#### [READING TEXT]
--- START ---

# Vintage Baby Duck Lure



## All Eyes (Jul 28, 2004)

This is a lure that I came across years ago and just found it again while going through some old boxes of things. Does anyone remember these? It's not marked anywhere with a name or manufacturer. I just think it's kind of a funny lure.


----------



## TuscRiverYaker (Apr 22, 2014)

Did it work?

Sent from my XT1080 using Ohub Campfire mobile app


----------



## All Eyes (Jul 28, 2004)

TuscRiverYaker said:


> Did it work?


I've never used it. A friend of mine found this in a rummage sale back in the early 90's and gave it to me. I've been tempted to try it for bass and pike but never did. Forgot I even had it until the other day.


----------



## Snakecharmer (Apr 9, 2008)

It's a Cree Duk not Cree Duck. Invented by Bill Szabo and mfg. in Oregon Ohio originally. Later Harrison Industry I believe. My brother bought one new in the early 70's in Parry Sound Ontario. They come in three colors which the one you have being the most popular or common from what I have seen. 

They go for $20+ on ebay depending on the day and bidders. I've seen $70+ in bidding wars or new with original packaging. 

Always good for a laugh. They always "quack" me up......They were marketed for pike muskies and bass. Have'nt caught anything yet but you never know!


----------

--- END ---

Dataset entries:
--- START ---

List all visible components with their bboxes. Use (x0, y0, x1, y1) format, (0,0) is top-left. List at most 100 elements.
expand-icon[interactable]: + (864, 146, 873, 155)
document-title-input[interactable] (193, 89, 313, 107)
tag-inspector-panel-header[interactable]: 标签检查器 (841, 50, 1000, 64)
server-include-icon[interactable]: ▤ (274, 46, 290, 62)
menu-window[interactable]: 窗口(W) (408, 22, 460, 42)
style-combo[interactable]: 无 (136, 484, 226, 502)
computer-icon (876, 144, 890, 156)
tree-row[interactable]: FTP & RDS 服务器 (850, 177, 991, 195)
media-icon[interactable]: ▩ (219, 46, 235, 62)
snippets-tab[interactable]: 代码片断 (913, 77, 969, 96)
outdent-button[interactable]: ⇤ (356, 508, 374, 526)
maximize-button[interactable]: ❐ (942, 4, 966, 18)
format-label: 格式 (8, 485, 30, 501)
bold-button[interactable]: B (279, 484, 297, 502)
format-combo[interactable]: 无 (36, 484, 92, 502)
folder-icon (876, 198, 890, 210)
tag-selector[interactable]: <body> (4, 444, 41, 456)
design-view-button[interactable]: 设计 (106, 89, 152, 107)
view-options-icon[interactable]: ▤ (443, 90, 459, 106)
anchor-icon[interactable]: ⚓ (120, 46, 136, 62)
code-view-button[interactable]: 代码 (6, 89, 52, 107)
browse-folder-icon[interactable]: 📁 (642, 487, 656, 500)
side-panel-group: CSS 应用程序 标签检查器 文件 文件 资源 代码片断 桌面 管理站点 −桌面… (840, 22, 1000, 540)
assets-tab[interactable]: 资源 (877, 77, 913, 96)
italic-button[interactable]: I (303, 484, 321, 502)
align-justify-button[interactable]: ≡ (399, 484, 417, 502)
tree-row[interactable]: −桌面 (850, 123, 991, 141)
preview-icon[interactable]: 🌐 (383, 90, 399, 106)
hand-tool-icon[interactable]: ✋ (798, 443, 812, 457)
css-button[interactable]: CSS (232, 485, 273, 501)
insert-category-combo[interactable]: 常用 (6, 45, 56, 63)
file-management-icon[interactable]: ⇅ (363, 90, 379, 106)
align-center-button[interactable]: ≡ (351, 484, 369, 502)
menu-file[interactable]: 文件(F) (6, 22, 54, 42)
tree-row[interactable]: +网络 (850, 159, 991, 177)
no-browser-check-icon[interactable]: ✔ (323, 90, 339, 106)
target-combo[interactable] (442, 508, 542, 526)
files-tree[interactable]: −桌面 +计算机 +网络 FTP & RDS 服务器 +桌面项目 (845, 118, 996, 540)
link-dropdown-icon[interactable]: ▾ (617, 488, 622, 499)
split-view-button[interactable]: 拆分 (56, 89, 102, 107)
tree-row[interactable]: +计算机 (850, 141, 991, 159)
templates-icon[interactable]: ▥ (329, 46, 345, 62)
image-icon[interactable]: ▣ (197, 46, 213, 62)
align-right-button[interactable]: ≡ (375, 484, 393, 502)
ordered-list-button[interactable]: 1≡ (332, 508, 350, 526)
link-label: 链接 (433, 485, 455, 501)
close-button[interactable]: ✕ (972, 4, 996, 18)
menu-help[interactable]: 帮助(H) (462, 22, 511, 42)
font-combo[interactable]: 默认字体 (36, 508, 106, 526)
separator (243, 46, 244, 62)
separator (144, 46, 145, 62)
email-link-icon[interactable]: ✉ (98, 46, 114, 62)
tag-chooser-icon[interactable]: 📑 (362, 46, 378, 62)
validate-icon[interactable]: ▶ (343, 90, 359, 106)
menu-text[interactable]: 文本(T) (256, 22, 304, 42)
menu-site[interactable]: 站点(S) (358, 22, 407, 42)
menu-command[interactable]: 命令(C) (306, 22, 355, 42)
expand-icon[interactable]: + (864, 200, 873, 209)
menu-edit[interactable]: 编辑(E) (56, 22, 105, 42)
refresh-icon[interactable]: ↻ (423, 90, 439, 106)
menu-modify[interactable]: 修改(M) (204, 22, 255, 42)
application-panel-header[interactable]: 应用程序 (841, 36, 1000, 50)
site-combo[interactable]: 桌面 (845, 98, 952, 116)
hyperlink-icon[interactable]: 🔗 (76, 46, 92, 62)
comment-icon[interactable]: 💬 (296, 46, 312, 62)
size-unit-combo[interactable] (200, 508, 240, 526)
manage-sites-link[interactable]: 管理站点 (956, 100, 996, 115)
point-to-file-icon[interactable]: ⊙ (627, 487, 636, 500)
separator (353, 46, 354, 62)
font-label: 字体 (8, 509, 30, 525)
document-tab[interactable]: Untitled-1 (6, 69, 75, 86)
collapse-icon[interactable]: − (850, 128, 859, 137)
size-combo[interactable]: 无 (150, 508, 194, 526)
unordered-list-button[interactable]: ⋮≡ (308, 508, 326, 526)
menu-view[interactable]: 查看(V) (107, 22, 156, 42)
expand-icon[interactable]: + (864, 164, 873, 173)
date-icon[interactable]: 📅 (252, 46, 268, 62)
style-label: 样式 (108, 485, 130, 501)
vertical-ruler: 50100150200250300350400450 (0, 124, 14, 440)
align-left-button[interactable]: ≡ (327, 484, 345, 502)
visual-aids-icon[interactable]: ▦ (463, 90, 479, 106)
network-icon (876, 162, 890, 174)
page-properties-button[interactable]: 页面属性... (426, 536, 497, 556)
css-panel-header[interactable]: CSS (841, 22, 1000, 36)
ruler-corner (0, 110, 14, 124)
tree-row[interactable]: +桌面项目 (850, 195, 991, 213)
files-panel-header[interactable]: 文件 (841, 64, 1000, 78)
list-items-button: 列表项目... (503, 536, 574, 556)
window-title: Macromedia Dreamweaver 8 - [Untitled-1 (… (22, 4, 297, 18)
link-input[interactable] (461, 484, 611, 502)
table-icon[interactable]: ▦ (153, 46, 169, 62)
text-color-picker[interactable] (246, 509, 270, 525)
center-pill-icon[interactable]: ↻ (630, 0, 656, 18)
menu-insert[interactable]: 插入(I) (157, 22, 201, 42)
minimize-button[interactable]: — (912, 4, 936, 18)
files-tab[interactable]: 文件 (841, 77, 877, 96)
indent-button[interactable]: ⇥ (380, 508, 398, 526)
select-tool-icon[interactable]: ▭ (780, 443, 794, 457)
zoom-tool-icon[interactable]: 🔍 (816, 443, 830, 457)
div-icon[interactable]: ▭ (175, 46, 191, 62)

--- END ---

#### [TASKS TO PERFORM]
a – Summarize the duck lure thread in two sentences.
b – Retype the part of the duck lure thread that begins with the words containing "They go for" and ends with "you never know!".
c – Name every kind of fish mentioned in the duck lure thread.

#### [EXERCISE ANSWERS]
a – A poster came across an unmarked vintage baby duck lure, which a friend had found at a rummage sale in the early 90's, and has never used it. Another poster identifies it as a Cree Duk invented by Bill Szabo, originally manufactured in Oregon, Ohio, marketed for pike, muskies and bass, and selling for $20 or more on eBay.

b –
They go for $20+ on ebay depending on the day and bidders. I've seen $70+ in bidding wars or new with original packaging. 

Always good for a laugh. They always "quack" me up......They were marketed for pike muskies and bass. Have'nt caught anything yet but you never know!

c – Bass, pike, muskies